PROBLEM STATEMENT: Please rename "table-row" to "weight-row" in the records from the line with "Decompose this screenshot" to the line with "column-header-serving-size: SERVING SIZE", and give back only those lines with everything else unchanged.

GIVEN RECORDS:
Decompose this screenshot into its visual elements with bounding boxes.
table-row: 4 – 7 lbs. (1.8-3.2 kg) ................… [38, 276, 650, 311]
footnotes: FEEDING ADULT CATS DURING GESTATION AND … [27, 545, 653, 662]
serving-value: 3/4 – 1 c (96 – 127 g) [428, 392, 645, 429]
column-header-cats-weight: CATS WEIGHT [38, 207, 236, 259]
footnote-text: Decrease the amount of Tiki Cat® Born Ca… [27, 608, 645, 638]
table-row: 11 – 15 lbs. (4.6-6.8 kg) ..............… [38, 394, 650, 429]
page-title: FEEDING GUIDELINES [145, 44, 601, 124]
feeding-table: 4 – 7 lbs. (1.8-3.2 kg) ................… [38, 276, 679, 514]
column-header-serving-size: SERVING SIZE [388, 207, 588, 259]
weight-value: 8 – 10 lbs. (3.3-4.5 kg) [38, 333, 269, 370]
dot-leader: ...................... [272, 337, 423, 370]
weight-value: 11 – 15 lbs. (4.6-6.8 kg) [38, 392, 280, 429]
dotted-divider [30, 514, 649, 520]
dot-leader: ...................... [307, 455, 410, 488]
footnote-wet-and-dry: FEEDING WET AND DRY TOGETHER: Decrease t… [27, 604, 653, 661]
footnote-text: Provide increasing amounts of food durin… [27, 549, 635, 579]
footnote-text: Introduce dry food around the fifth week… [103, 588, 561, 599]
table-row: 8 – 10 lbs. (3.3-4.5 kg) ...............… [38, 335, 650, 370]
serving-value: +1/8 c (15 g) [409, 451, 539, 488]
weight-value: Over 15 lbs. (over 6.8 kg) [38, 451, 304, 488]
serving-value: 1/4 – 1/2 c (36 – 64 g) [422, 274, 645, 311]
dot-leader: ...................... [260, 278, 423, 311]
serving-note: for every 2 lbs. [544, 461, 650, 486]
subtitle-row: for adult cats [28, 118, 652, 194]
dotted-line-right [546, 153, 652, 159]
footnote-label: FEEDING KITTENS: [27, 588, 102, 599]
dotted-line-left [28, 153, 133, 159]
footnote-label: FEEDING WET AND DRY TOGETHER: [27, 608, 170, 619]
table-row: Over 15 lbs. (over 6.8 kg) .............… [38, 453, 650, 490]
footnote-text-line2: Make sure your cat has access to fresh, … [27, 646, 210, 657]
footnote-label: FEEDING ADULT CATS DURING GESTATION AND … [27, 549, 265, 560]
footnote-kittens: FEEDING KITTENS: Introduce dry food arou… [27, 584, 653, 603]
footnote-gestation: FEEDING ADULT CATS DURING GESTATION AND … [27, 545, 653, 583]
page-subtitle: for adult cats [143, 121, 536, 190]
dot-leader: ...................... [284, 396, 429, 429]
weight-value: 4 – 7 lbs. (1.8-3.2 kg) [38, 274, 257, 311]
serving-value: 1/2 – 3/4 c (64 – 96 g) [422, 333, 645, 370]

...

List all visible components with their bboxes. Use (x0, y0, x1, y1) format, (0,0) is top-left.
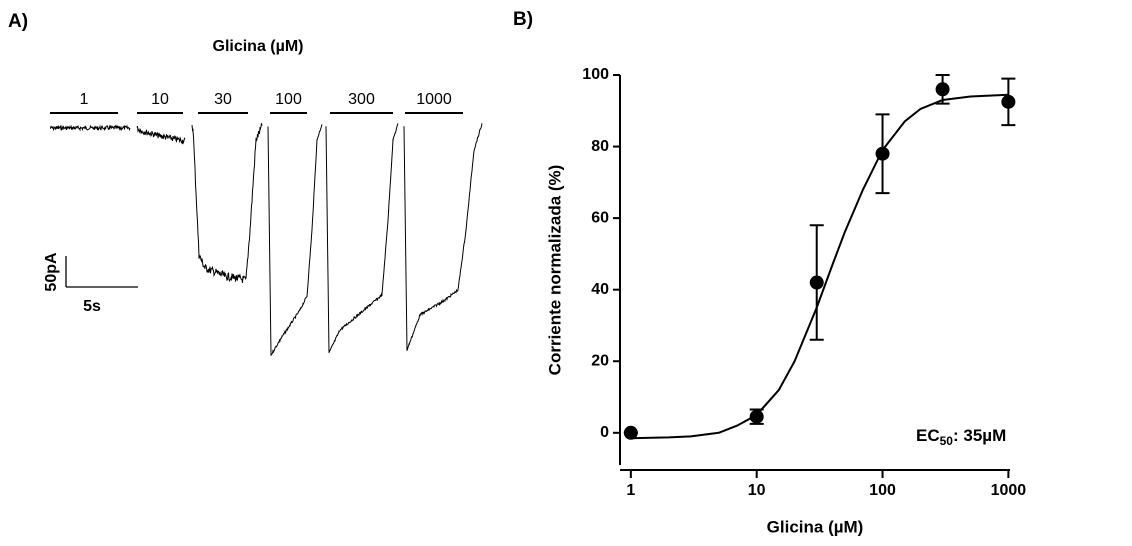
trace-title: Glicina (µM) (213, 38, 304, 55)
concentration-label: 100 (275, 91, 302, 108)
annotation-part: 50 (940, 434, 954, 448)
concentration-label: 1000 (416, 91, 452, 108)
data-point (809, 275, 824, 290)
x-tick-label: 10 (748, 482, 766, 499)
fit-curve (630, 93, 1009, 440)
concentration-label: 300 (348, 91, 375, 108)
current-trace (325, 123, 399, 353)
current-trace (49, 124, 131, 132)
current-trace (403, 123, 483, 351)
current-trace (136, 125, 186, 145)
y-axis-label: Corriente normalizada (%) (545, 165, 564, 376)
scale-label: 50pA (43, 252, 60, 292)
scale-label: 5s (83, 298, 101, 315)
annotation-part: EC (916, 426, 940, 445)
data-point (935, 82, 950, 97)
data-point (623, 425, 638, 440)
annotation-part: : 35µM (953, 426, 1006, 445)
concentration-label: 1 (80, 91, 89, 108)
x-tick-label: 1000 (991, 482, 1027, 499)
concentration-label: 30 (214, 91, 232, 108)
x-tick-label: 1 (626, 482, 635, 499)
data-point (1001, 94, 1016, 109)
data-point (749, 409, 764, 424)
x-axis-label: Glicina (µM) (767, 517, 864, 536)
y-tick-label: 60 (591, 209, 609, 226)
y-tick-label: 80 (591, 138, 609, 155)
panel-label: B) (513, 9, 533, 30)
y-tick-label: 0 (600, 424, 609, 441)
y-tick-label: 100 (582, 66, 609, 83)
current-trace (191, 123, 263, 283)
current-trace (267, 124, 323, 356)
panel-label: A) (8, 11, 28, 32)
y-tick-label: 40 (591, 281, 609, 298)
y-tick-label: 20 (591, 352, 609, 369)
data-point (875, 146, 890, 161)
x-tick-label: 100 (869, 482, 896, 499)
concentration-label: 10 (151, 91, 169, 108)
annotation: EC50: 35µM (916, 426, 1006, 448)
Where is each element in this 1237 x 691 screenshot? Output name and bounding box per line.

RESULT FOR THIS EXERCISE:
Decompose this screenshot into its visual elements with bounding boxes.
weight-row: 4 – 7 lbs. (1.8-3.2 kg) ................… [38, 276, 650, 311]
footnotes: FEEDING ADULT CATS DURING GESTATION AND … [27, 545, 653, 662]
serving-value: 3/4 – 1 c (96 – 127 g) [428, 392, 645, 429]
column-header-cats-weight: CATS WEIGHT [38, 207, 236, 259]
footnote-text: Decrease the amount of Tiki Cat® Born Ca… [27, 608, 645, 638]
weight-row: 11 – 15 lbs. (4.6-6.8 kg) ..............… [38, 394, 650, 429]
page-title: FEEDING GUIDELINES [145, 44, 601, 124]
feeding-table: 4 – 7 lbs. (1.8-3.2 kg) ................… [38, 276, 679, 514]
column-header-serving-size: SERVING SIZE [388, 207, 588, 259]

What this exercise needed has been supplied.